**Prompt**
Please print the full listing exactly.
— begin Source records —
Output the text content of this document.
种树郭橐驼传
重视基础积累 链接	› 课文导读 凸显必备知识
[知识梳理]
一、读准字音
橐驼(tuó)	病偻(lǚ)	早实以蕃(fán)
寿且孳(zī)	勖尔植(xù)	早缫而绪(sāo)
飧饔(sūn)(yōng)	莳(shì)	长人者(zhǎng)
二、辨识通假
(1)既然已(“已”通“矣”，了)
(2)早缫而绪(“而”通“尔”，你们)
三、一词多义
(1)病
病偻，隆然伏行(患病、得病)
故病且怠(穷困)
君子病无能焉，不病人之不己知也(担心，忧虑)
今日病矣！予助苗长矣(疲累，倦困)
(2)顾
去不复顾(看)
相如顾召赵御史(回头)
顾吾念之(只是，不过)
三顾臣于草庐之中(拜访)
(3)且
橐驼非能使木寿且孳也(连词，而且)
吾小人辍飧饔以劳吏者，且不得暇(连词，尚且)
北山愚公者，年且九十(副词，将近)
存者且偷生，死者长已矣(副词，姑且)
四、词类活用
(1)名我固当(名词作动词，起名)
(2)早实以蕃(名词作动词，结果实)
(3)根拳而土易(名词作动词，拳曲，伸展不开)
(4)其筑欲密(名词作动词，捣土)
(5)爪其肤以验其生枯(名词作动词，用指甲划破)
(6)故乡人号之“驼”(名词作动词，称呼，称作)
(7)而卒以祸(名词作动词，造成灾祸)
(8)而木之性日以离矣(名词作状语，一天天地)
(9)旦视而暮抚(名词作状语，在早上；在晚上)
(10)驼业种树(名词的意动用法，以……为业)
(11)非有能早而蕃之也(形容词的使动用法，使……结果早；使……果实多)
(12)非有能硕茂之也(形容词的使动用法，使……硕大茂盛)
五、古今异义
— end Source records —
**Expected output**
Output the text content of this document.
种树郭橐驼传
重视基础积累 链接	› 课文导读 凸显必备知识
[知识梳理]
一、读准字音
橐驼(tuó)	病偻(lǚ)	早实以蕃(fán)
寿且孳(zī)	勖尔植(xù)	早缫而绪(sāo)
飧饔(sūn)(yōng)	莳(shì)	长人者(zhǎng)
二、辨识通假
(1)既然已(“已”通“矣”，了)
(2)早缫而绪(“而”通“尔”，你们)
三、一词多义
(1)病
病偻，隆然伏行(患病、得病)
故病且怠(穷困)
君子病无能焉，不病人之不己知也(担心，忧虑)
今日病矣！予助苗长矣(疲累，倦困)
(2)顾
去不复顾(看)
相如顾召赵御史(回头)
顾吾念之(只是，不过)
三顾臣于草庐之中(拜访)
(3)且
橐驼非能使木寿且孳也(连词，而且)
吾小人辍飧饔以劳吏者，且不得暇(连词，尚且)
北山愚公者，年且九十(副词，将近)
存者且偷生，死者长已矣(副词，姑且)
四、词类活用
(1)名我固当(名词作动词，起名)
(2)早实以蕃(名词作动词，结果实)
(3)根拳而土易(名词作动词，拳曲，伸展不开)
(4)其筑欲密(名词作动词，捣土)
(5)爪其肤以验其生枯(名词作动词，用指甲划破)
(6)故乡人号之“驼”(名词作动词，称呼，称作)
(7)而卒以祸(名词作动词，造成灾祸)
(8)而木之性日以离矣(名词作状语，一天天地)
(9)旦视而暮抚(名词作状语，在早上；在晚上)
(10)驼业种树(名词的意动用法，以……为业)
(11)非有能早而蕃之也(形容词的使动用法，使……结果早；使……果实多)
(12)非有能硕茂之也(形容词的使动用法，使……硕大茂盛)
五、古今异义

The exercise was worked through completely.